(Data entries)
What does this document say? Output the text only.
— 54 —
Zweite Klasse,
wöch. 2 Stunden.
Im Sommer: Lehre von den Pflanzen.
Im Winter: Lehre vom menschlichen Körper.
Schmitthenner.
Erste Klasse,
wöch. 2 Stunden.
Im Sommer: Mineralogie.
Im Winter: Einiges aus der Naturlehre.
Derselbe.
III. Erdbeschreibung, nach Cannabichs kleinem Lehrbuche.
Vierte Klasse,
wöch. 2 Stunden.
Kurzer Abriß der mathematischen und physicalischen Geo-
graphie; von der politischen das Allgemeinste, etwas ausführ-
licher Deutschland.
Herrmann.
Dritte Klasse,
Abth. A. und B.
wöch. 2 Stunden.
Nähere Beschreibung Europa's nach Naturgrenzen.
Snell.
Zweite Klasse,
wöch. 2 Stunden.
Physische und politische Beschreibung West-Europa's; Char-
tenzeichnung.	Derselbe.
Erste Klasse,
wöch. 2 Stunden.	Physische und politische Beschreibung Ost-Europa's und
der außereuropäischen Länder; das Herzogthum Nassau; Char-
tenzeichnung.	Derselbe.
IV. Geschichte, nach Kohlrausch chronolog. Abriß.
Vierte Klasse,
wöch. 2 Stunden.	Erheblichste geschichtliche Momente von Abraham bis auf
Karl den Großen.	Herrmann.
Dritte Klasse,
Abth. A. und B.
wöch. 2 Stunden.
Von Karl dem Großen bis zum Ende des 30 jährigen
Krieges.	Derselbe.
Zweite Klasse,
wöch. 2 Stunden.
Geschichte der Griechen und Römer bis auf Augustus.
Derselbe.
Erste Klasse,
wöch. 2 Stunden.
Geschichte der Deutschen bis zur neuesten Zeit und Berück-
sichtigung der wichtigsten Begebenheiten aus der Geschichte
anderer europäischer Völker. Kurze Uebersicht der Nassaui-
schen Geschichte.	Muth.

---

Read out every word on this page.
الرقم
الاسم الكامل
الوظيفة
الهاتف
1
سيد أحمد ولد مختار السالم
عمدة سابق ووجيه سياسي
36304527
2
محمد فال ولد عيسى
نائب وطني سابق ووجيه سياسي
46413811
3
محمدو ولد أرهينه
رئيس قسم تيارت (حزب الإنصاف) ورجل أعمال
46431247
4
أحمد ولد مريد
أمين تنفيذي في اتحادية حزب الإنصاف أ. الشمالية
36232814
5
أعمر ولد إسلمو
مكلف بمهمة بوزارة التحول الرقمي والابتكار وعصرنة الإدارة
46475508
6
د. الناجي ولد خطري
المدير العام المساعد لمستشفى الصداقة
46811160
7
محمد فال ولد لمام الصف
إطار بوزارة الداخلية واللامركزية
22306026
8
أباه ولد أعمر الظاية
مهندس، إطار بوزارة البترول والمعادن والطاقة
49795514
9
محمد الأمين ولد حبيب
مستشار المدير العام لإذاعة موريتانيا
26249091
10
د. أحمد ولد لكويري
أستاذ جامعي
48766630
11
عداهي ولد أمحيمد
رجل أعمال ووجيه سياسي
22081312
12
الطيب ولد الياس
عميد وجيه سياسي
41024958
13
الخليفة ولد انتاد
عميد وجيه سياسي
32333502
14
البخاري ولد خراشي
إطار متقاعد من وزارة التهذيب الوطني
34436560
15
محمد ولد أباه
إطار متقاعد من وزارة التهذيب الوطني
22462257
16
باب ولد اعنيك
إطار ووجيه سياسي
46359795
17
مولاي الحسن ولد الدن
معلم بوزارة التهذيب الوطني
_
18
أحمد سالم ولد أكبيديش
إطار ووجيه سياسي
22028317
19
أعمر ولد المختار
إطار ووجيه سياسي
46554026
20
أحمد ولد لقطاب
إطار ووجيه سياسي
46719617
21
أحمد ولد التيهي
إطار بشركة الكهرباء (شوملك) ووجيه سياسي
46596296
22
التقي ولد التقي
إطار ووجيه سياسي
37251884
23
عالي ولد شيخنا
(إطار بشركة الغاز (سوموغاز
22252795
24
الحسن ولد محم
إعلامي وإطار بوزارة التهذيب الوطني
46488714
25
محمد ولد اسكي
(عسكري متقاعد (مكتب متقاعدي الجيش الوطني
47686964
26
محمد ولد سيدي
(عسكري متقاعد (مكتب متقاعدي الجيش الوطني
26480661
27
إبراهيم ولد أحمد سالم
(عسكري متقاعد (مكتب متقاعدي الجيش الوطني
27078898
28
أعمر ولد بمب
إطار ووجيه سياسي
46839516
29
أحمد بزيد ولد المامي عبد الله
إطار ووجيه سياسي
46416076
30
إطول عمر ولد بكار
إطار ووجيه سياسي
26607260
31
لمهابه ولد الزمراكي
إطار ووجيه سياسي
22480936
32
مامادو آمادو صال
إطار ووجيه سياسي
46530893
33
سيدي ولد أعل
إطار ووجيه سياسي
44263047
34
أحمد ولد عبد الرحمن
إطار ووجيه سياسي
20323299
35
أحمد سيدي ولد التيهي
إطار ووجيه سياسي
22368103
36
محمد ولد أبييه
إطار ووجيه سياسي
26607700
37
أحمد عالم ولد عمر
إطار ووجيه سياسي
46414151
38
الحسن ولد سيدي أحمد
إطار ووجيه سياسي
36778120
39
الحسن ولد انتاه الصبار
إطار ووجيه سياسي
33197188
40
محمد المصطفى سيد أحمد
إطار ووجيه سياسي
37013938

==

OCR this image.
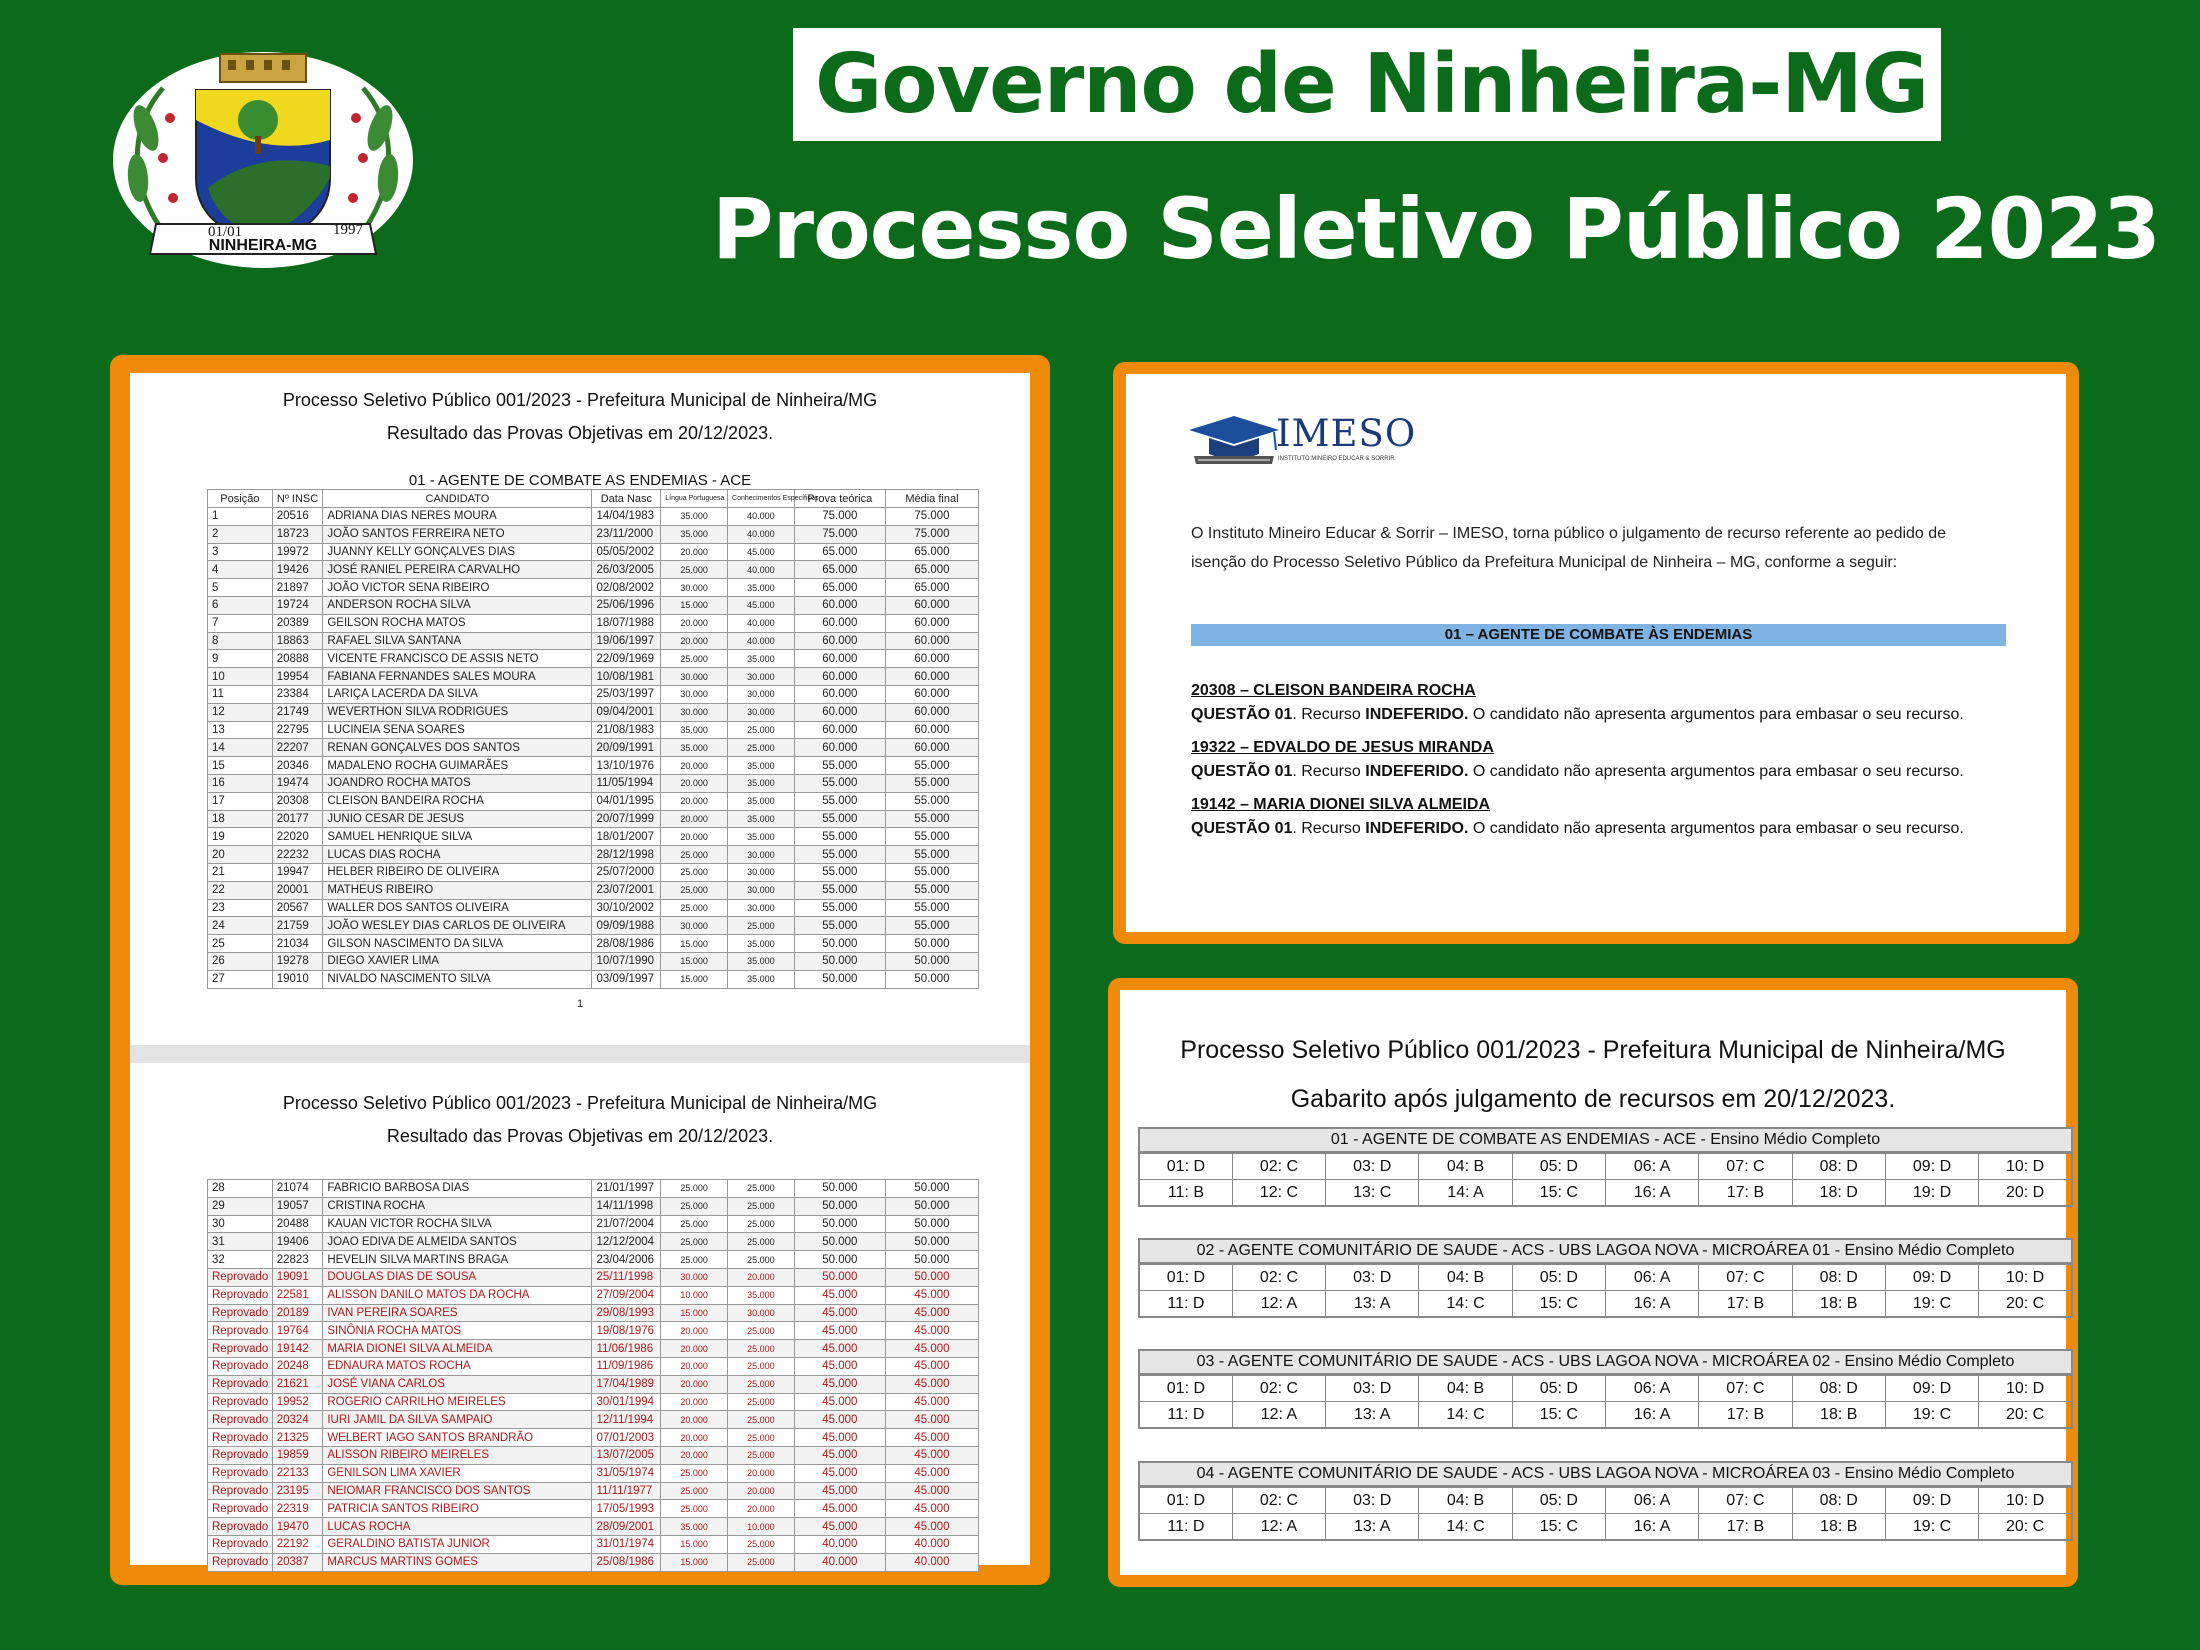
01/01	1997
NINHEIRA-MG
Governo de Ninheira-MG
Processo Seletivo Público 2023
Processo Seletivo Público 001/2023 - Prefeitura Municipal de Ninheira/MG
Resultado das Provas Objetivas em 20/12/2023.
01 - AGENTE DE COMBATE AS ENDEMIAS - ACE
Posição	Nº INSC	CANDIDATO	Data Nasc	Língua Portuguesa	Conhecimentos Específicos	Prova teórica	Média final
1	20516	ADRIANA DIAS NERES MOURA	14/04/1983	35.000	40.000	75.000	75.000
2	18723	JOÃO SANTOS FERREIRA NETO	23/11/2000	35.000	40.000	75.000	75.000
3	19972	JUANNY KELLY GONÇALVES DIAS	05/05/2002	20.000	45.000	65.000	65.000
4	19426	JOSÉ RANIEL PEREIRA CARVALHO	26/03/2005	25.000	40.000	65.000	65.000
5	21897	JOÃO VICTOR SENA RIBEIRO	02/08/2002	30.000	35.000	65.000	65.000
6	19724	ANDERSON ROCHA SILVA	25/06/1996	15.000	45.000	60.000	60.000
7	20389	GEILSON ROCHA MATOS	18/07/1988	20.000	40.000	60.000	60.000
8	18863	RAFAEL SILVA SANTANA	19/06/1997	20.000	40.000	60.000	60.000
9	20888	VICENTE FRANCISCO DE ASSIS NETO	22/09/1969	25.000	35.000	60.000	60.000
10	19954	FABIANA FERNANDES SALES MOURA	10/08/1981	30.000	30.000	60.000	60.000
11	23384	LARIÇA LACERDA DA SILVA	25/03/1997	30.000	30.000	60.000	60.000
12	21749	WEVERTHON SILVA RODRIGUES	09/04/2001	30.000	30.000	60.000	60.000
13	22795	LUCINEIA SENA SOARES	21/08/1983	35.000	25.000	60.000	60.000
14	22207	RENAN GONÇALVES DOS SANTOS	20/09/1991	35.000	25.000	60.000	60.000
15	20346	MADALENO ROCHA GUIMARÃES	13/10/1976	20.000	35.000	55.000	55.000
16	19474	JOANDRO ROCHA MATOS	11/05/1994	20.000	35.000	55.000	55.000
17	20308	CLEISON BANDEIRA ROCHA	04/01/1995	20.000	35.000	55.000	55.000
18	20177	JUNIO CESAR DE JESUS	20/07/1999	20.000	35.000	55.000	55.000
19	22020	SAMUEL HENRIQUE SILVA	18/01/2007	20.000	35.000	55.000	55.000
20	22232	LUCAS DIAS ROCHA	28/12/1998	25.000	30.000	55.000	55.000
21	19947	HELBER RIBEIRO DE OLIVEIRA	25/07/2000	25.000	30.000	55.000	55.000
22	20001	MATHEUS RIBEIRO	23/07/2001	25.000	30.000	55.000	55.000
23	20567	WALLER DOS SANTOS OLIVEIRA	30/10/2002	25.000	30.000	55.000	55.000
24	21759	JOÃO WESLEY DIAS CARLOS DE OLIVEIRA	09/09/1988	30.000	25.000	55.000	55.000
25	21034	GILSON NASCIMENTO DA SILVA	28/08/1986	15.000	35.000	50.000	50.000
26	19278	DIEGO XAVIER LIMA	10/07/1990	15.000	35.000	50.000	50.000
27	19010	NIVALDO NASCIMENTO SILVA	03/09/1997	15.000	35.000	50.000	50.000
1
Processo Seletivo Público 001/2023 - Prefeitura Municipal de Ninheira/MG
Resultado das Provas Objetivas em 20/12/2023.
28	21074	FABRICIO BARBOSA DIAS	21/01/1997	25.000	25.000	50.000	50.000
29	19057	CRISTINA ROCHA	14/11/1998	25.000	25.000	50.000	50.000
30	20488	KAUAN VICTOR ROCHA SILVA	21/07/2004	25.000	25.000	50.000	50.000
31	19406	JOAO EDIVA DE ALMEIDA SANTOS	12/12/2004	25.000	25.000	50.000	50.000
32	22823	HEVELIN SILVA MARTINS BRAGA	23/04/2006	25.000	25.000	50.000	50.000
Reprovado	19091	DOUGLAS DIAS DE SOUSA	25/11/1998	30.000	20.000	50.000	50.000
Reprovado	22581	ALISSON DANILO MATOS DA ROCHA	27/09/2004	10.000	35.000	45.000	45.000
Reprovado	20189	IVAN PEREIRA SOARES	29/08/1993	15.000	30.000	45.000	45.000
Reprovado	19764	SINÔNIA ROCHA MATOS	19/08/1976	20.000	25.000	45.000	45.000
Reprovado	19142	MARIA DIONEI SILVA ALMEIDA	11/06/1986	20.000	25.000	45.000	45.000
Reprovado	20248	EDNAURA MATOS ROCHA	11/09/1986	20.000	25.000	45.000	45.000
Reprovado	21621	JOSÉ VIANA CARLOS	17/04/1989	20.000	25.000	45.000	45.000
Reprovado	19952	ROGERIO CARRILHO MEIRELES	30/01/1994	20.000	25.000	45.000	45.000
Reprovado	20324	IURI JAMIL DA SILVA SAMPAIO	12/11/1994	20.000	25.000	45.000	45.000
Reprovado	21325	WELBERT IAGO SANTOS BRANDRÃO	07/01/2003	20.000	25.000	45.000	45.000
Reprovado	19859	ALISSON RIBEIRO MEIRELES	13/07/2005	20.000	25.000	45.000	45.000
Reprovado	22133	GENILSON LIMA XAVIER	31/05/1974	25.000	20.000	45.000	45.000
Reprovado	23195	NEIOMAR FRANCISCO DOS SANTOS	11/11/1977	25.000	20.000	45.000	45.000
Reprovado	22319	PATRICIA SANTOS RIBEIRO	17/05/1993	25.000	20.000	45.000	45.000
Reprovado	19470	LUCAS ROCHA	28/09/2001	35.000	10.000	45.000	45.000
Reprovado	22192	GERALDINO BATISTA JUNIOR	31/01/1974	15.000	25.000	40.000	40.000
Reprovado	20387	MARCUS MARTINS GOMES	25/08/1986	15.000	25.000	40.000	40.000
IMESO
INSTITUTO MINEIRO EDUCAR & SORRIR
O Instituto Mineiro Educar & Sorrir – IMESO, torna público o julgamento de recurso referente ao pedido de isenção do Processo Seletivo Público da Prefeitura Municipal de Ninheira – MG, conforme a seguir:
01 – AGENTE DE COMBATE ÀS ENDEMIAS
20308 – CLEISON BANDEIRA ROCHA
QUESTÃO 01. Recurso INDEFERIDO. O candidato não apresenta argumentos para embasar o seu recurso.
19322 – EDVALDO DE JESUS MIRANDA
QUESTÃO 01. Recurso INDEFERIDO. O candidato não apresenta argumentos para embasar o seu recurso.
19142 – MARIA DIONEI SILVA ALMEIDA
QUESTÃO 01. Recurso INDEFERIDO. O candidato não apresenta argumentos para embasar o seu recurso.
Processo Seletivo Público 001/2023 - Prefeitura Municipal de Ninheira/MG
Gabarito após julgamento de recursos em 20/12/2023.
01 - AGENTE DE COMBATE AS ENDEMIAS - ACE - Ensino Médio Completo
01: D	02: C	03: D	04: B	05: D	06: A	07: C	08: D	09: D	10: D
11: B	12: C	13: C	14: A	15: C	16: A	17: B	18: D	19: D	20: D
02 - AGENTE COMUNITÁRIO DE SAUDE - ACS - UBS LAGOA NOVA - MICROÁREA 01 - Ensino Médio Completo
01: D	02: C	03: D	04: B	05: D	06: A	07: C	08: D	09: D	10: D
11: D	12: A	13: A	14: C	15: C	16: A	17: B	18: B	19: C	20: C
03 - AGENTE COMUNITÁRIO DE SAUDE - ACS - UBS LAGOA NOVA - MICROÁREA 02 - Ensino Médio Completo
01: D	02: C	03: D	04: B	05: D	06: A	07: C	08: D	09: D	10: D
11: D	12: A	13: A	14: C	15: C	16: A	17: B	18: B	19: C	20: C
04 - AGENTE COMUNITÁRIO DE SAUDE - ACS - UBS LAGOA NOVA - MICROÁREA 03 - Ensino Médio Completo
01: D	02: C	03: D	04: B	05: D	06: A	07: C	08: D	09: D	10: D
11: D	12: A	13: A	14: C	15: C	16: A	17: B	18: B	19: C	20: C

■ Given instruction: Report each line in the data that holds the word "NOVA".

■ Task solution:
02 - AGENTE COMUNITÁRIO DE SAUDE - ACS - UBS LAGOA NOVA - MICROÁREA 01 - Ensino Médio Completo
03 - AGENTE COMUNITÁRIO DE SAUDE - ACS - UBS LAGOA NOVA - MICROÁREA 02 - Ensino Médio Completo
04 - AGENTE COMUNITÁRIO DE SAUDE - ACS - UBS LAGOA NOVA - MICROÁREA 03 - Ensino Médio Completo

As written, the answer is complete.